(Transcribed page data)
··········

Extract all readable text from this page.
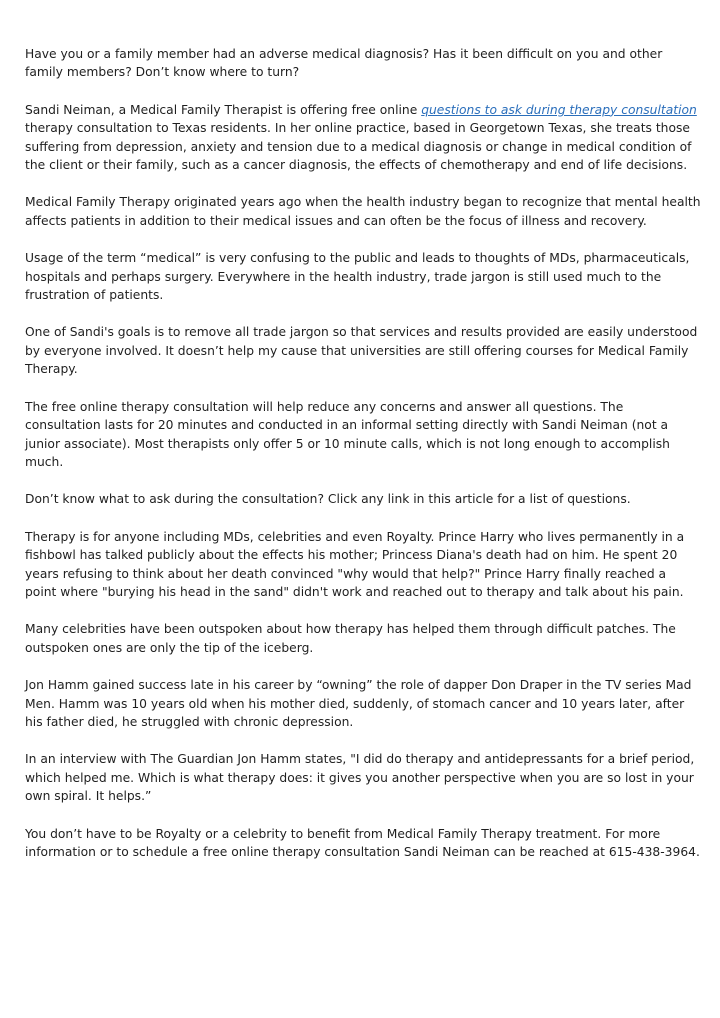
Have you or a family member had an adverse medical diagnosis? Has it been difficult on you and other family members? Don’t know where to turn?

Sandi Neiman, a Medical Family Therapist is offering free online questions to ask during therapy consultation therapy consultation to Texas residents. In her online practice, based in Georgetown Texas, she treats those suffering from depression, anxiety and tension due to a medical diagnosis or change in medical condition of the client or their family, such as a cancer diagnosis, the effects of chemotherapy and end of life decisions.

Medical Family Therapy originated years ago when the health industry began to recognize that mental health affects patients in addition to their medical issues and can often be the focus of illness and recovery.

Usage of the term “medical” is very confusing to the public and leads to thoughts of MDs, pharmaceuticals, hospitals and perhaps surgery. Everywhere in the health industry, trade jargon is still used much to the frustration of patients.

One of Sandi's goals is to remove all trade jargon so that services and results provided are easily understood by everyone involved. It doesn’t help my cause that universities are still offering courses for Medical Family Therapy.

The free online therapy consultation will help reduce any concerns and answer all questions. The consultation lasts for 20 minutes and conducted in an informal setting directly with Sandi Neiman (not a junior associate). Most therapists only offer 5 or 10 minute calls, which is not long enough to accomplish much.

Don’t know what to ask during the consultation? Click any link in this article for a list of questions.

Therapy is for anyone including MDs, celebrities and even Royalty. Prince Harry who lives permanently in a fishbowl has talked publicly about the effects his mother; Princess Diana's death had on him. He spent 20 years refusing to think about her death convinced "why would that help?" Prince Harry finally reached a point where "burying his head in the sand" didn't work and reached out to therapy and talk about his pain.

Many celebrities have been outspoken about how therapy has helped them through difficult patches. The outspoken ones are only the tip of the iceberg.

Jon Hamm gained success late in his career by “owning” the role of dapper Don Draper in the TV series Mad Men. Hamm was 10 years old when his mother died, suddenly, of stomach cancer and 10 years later, after his father died, he struggled with chronic depression.

In an interview with The Guardian Jon Hamm states, "I did do therapy and antidepressants for a brief period, which helped me. Which is what therapy does: it gives you another perspective when you are so lost in your own spiral. It helps.”

You don’t have to be Royalty or a celebrity to benefit from Medical Family Therapy treatment. For more information or to schedule a free online therapy consultation Sandi Neiman can be reached at 615-438-3964.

··········

## [What you need to do]
The expected output is each entry given again word for word, with pictures dropped.

## [Task answer]
Extract all readable text from this page.
Have you or a family member had an adverse medical diagnosis? Has it been difficult on you and other family members? Don’t know where to turn?

Sandi Neiman, a Medical Family Therapist is offering free online questions to ask during therapy consultation therapy consultation to Texas residents. In her online practice, based in Georgetown Texas, she treats those suffering from depression, anxiety and tension due to a medical diagnosis or change in medical condition of the client or their family, such as a cancer diagnosis, the effects of chemotherapy and end of life decisions.

Medical Family Therapy originated years ago when the health industry began to recognize that mental health affects patients in addition to their medical issues and can often be the focus of illness and recovery.

Usage of the term “medical” is very confusing to the public and leads to thoughts of MDs, pharmaceuticals, hospitals and perhaps surgery. Everywhere in the health industry, trade jargon is still used much to the frustration of patients.

One of Sandi's goals is to remove all trade jargon so that services and results provided are easily understood by everyone involved. It doesn’t help my cause that universities are still offering courses for Medical Family Therapy.

The free online therapy consultation will help reduce any concerns and answer all questions. The consultation lasts for 20 minutes and conducted in an informal setting directly with Sandi Neiman (not a junior associate). Most therapists only offer 5 or 10 minute calls, which is not long enough to accomplish much.

Don’t know what to ask during the consultation? Click any link in this article for a list of questions.

Therapy is for anyone including MDs, celebrities and even Royalty. Prince Harry who lives permanently in a fishbowl has talked publicly about the effects his mother; Princess Diana's death had on him. He spent 20 years refusing to think about her death convinced "why would that help?" Prince Harry finally reached a point where "burying his head in the sand" didn't work and reached out to therapy and talk about his pain.

Many celebrities have been outspoken about how therapy has helped them through difficult patches. The outspoken ones are only the tip of the iceberg.

Jon Hamm gained success late in his career by “owning” the role of dapper Don Draper in the TV series Mad Men. Hamm was 10 years old when his mother died, suddenly, of stomach cancer and 10 years later, after his father died, he struggled with chronic depression.

In an interview with The Guardian Jon Hamm states, "I did do therapy and antidepressants for a brief period, which helped me. Which is what therapy does: it gives you another perspective when you are so lost in your own spiral. It helps.”

You don’t have to be Royalty or a celebrity to benefit from Medical Family Therapy treatment. For more information or to schedule a free online therapy consultation Sandi Neiman can be reached at 615-438-3964.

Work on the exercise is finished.